[Extracted data entries]
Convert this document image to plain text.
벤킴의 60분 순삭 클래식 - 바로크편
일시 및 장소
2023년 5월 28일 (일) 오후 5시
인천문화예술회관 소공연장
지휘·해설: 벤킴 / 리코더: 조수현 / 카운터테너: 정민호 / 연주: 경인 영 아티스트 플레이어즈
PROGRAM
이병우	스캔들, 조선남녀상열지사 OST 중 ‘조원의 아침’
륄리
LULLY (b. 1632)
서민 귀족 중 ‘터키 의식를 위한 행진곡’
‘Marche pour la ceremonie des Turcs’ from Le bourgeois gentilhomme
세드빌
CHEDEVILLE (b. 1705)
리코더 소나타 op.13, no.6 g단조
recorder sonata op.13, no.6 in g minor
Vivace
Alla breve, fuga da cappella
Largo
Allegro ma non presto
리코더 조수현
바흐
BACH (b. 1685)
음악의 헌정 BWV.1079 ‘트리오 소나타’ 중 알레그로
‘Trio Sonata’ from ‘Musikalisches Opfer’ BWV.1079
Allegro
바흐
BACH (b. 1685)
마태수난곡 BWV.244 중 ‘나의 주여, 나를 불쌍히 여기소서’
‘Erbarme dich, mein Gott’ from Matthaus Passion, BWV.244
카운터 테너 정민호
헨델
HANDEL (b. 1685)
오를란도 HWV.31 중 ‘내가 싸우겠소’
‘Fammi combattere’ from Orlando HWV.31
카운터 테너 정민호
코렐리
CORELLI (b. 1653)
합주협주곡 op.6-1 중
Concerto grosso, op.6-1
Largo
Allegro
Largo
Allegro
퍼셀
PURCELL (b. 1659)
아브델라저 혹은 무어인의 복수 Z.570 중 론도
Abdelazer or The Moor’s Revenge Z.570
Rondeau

▶ Set task:
Locate all lines in the listing above with the word "from" and copy them.

▶ Written response:
‘Marche pour la ceremonie des Turcs’ from Le bourgeois gentilhomme
‘Trio Sonata’ from ‘Musikalisches Opfer’ BWV.1079
‘Erbarme dich, mein Gott’ from Matthaus Passion, BWV.244
‘Fammi combattere’ from Orlando HWV.31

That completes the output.